_What is required_
The data that follows is to be copied exactly, with each image removed.

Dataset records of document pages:
□ □ □ □
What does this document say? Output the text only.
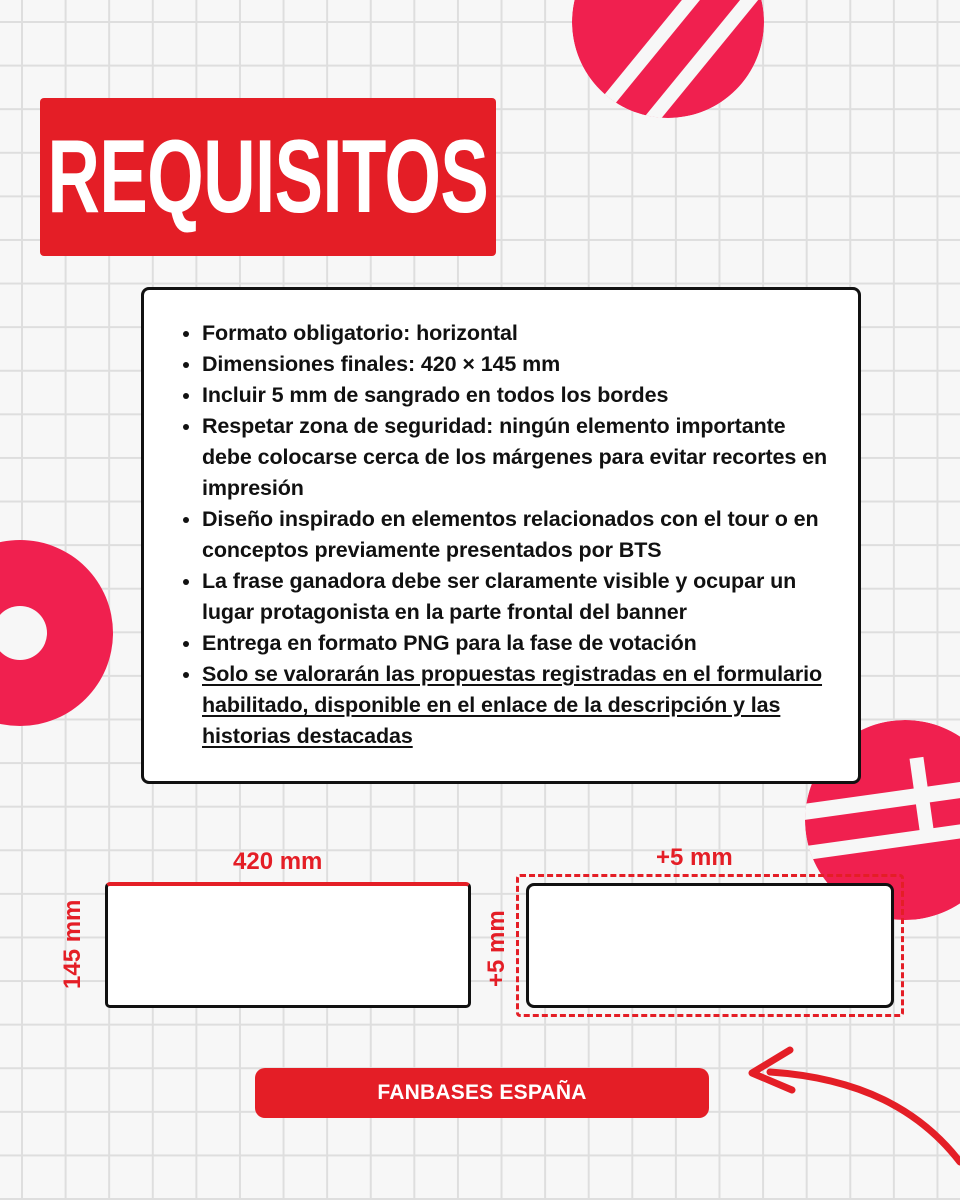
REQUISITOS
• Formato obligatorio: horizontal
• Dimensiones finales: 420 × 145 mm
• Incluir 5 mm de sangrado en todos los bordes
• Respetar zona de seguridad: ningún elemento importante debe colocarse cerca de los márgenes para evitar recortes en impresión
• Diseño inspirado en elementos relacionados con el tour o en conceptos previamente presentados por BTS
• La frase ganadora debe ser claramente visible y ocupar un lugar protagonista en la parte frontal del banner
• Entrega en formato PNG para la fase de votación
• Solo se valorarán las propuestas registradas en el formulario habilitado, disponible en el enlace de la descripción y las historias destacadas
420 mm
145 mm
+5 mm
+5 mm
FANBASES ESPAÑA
□ □ □ □
_Result for this task_
What does this document say? Output the text only.
REQUISITOS
• Formato obligatorio: horizontal
• Dimensiones finales: 420 × 145 mm
• Incluir 5 mm de sangrado en todos los bordes
• Respetar zona de seguridad: ningún elemento importante debe colocarse cerca de los márgenes para evitar recortes en impresión
• Diseño inspirado en elementos relacionados con el tour o en conceptos previamente presentados por BTS
• La frase ganadora debe ser claramente visible y ocupar un lugar protagonista en la parte frontal del banner
• Entrega en formato PNG para la fase de votación
• Solo se valorarán las propuestas registradas en el formulario habilitado, disponible en el enlace de la descripción y las historias destacadas
420 mm
145 mm
+5 mm
+5 mm
FANBASES ESPAÑA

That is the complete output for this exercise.